## Data for processing
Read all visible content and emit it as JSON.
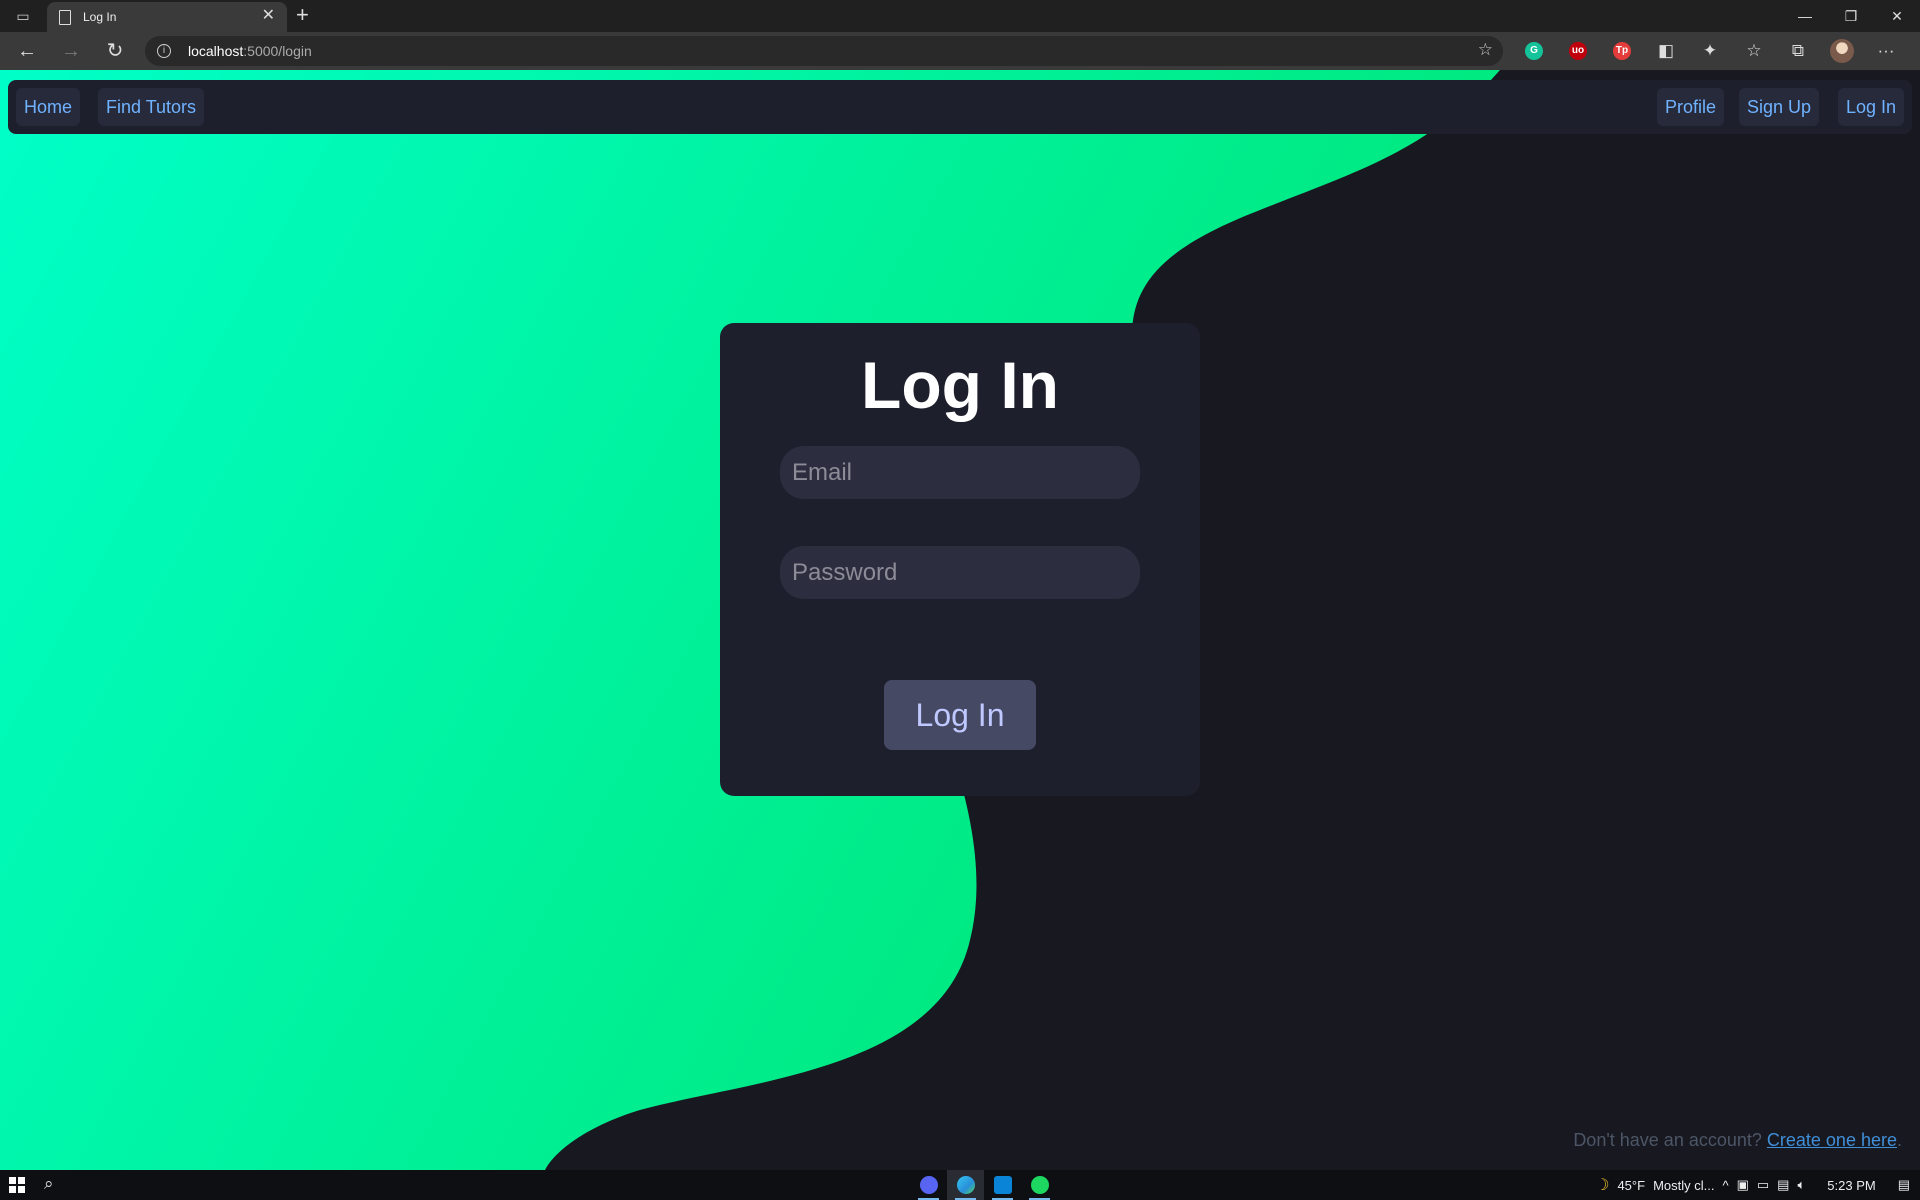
{
  "browser": {
    "tab_title": "Log In",
    "url_host": "localhost",
    "url_rest": ":5000/login",
    "extensions": [
      {
        "name": "grammarly-icon",
        "label": "G",
        "color": "#15c39a"
      },
      {
        "name": "ublock-icon",
        "label": "uo",
        "color": "#c0000c"
      },
      {
        "name": "tp-icon",
        "label": "Tp",
        "color": "#e43b3b"
      }
    ]
  },
  "nav": {
    "home": "Home",
    "find_tutors": "Find Tutors",
    "profile": "Profile",
    "sign_up": "Sign Up",
    "log_in": "Log In"
  },
  "login": {
    "title": "Log In",
    "email_placeholder": "Email",
    "password_placeholder": "Password",
    "submit_label": "Log In"
  },
  "footer": {
    "prompt": "Don't have an account? ",
    "link": "Create one here",
    "end": "."
  },
  "taskbar": {
    "weather": "45°F",
    "weather_text": "Mostly cl...",
    "time": "5:23 PM"
  },
  "colors": {
    "gradient_start": "#00ffc8",
    "gradient_end": "#00e676",
    "page_bg": "#181820",
    "card_bg": "#1e1f2c",
    "link": "#6fb2ff"
  }
}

## Problem description
Copy all the lines above that hold the string "icon".

## Exercise response
        "name": "grammarly-icon",
        "name": "ublock-icon",
        "name": "tp-icon",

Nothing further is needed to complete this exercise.